> Task
Print the entries once more, unchanged.

[Figure collection entries]
● ● ●

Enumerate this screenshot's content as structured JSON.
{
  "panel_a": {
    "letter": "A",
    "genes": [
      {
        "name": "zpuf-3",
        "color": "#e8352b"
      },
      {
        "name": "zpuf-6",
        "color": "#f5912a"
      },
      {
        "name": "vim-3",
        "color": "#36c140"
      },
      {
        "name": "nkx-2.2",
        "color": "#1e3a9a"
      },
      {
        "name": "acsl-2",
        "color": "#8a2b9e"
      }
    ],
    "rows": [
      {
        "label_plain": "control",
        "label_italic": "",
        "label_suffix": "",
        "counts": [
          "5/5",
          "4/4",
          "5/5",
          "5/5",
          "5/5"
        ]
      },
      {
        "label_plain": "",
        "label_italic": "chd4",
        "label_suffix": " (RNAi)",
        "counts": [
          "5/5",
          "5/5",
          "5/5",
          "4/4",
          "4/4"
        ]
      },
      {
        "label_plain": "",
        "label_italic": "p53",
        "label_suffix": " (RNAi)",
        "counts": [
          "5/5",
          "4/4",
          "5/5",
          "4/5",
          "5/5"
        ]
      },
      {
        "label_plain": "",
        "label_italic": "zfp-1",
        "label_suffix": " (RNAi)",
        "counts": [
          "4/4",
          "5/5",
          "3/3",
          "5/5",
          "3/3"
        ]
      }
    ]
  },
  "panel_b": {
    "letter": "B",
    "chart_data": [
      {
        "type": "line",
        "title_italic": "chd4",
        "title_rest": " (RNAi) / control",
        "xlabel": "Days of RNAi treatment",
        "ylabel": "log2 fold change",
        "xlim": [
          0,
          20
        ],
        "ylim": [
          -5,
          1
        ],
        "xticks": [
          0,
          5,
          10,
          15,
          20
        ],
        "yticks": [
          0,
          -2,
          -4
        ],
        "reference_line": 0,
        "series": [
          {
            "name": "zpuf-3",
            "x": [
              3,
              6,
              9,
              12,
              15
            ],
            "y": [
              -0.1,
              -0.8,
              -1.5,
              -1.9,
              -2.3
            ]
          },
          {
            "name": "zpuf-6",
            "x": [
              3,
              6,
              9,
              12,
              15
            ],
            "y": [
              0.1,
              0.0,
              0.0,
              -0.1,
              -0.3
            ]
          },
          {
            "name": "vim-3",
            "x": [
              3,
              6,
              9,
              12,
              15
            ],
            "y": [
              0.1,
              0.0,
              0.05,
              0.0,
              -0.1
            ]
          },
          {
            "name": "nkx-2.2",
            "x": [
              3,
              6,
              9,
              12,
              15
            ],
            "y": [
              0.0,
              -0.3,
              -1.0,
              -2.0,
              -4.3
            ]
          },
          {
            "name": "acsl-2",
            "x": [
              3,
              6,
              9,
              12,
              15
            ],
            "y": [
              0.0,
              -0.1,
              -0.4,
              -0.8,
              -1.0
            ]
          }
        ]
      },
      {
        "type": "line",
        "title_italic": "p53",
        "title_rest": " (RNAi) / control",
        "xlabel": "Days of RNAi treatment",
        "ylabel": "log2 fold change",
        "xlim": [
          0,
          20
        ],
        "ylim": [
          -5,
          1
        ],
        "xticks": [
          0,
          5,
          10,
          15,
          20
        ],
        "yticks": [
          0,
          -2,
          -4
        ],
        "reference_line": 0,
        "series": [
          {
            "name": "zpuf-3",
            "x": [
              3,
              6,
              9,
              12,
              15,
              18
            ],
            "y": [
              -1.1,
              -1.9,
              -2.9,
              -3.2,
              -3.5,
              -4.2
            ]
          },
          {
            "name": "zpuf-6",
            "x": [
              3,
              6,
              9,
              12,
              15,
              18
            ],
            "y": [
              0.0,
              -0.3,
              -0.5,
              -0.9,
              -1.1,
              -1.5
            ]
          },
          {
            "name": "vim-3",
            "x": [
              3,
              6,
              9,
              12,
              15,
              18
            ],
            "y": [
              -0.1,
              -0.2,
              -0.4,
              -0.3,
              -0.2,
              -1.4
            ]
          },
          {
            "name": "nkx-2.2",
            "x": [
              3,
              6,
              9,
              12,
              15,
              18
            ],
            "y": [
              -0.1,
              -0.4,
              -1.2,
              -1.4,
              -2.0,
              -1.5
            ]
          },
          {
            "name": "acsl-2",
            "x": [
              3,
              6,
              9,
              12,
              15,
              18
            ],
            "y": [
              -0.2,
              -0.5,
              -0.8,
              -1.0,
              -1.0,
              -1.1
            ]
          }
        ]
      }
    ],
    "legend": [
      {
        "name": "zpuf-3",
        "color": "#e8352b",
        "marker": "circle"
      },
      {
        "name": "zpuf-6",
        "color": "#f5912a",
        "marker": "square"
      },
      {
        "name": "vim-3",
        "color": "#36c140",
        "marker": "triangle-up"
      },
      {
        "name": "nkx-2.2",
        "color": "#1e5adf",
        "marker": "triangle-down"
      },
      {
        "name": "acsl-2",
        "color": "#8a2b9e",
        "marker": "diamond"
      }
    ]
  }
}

● ● ●

> Reply to the task
Enumerate this screenshot's content as structured JSON.
{
  "panel_a": {
    "letter": "A",
    "genes": [
      {
        "name": "zpuf-3",
        "color": "#e8352b"
      },
      {
        "name": "zpuf-6",
        "color": "#f5912a"
      },
      {
        "name": "vim-3",
        "color": "#36c140"
      },
      {
        "name": "nkx-2.2",
        "color": "#1e3a9a"
      },
      {
        "name": "acsl-2",
        "color": "#8a2b9e"
      }
    ],
    "rows": [
      {
        "label_plain": "control",
        "label_italic": "",
        "label_suffix": "",
        "counts": [
          "5/5",
          "4/4",
          "5/5",
          "5/5",
          "5/5"
        ]
      },
      {
        "label_plain": "",
        "label_italic": "chd4",
        "label_suffix": " (RNAi)",
        "counts": [
          "5/5",
          "5/5",
          "5/5",
          "4/4",
          "4/4"
        ]
      },
      {
        "label_plain": "",
        "label_italic": "p53",
        "label_suffix": " (RNAi)",
        "counts": [
          "5/5",
          "4/4",
          "5/5",
          "4/5",
          "5/5"
        ]
      },
      {
        "label_plain": "",
        "label_italic": "zfp-1",
        "label_suffix": " (RNAi)",
        "counts": [
          "4/4",
          "5/5",
          "3/3",
          "5/5",
          "3/3"
        ]
      }
    ]
  },
  "panel_b": {
    "letter": "B",
    "chart_data": [
      {
        "type": "line",
        "title_italic": "chd4",
        "title_rest": " (RNAi) / control",
        "xlabel": "Days of RNAi treatment",
        "ylabel": "log2 fold change",
        "xlim": [
          0,
          20
        ],
        "ylim": [
          -5,
          1
        ],
        "xticks": [
          0,
          5,
          10,
          15,
          20
        ],
        "yticks": [
          0,
          -2,
          -4
        ],
        "reference_line": 0,
        "series": [
          {
            "name": "zpuf-3",
            "x": [
              3,
              6,
              9,
              12,
              15
            ],
            "y": [
              -0.1,
              -0.8,
              -1.5,
              -1.9,
              -2.3
            ]
          },
          {
            "name": "zpuf-6",
            "x": [
              3,
              6,
              9,
              12,
              15
            ],
            "y": [
              0.1,
              0.0,
              0.0,
              -0.1,
              -0.3
            ]
          },
          {
            "name": "vim-3",
            "x": [
              3,
              6,
              9,
              12,
              15
            ],
            "y": [
              0.1,
              0.0,
              0.05,
              0.0,
              -0.1
            ]
          },
          {
            "name": "nkx-2.2",
            "x": [
              3,
              6,
              9,
              12,
              15
            ],
            "y": [
              0.0,
              -0.3,
              -1.0,
              -2.0,
              -4.3
            ]
          },
          {
            "name": "acsl-2",
            "x": [
              3,
              6,
              9,
              12,
              15
            ],
            "y": [
              0.0,
              -0.1,
              -0.4,
              -0.8,
              -1.0
            ]
          }
        ]
      },
      {
        "type": "line",
        "title_italic": "p53",
        "title_rest": " (RNAi) / control",
        "xlabel": "Days of RNAi treatment",
        "ylabel": "log2 fold change",
        "xlim": [
          0,
          20
        ],
        "ylim": [
          -5,
          1
        ],
        "xticks": [
          0,
          5,
          10,
          15,
          20
        ],
        "yticks": [
          0,
          -2,
          -4
        ],
        "reference_line": 0,
        "series": [
          {
            "name": "zpuf-3",
            "x": [
              3,
              6,
              9,
              12,
              15,
              18
            ],
            "y": [
              -1.1,
              -1.9,
              -2.9,
              -3.2,
              -3.5,
              -4.2
            ]
          },
          {
            "name": "zpuf-6",
            "x": [
              3,
              6,
              9,
              12,
              15,
              18
            ],
            "y": [
              0.0,
              -0.3,
              -0.5,
              -0.9,
              -1.1,
              -1.5
            ]
          },
          {
            "name": "vim-3",
            "x": [
              3,
              6,
              9,
              12,
              15,
              18
            ],
            "y": [
              -0.1,
              -0.2,
              -0.4,
              -0.3,
              -0.2,
              -1.4
            ]
          },
          {
            "name": "nkx-2.2",
            "x": [
              3,
              6,
              9,
              12,
              15,
              18
            ],
            "y": [
              -0.1,
              -0.4,
              -1.2,
              -1.4,
              -2.0,
              -1.5
            ]
          },
          {
            "name": "acsl-2",
            "x": [
              3,
              6,
              9,
              12,
              15,
              18
            ],
            "y": [
              -0.2,
              -0.5,
              -0.8,
              -1.0,
              -1.0,
              -1.1
            ]
          }
        ]
      }
    ],
    "legend": [
      {
        "name": "zpuf-3",
        "color": "#e8352b",
        "marker": "circle"
      },
      {
        "name": "zpuf-6",
        "color": "#f5912a",
        "marker": "square"
      },
      {
        "name": "vim-3",
        "color": "#36c140",
        "marker": "triangle-up"
      },
      {
        "name": "nkx-2.2",
        "color": "#1e5adf",
        "marker": "triangle-down"
      },
      {
        "name": "acsl-2",
        "color": "#8a2b9e",
        "marker": "diamond"
      }
    ]
  }
}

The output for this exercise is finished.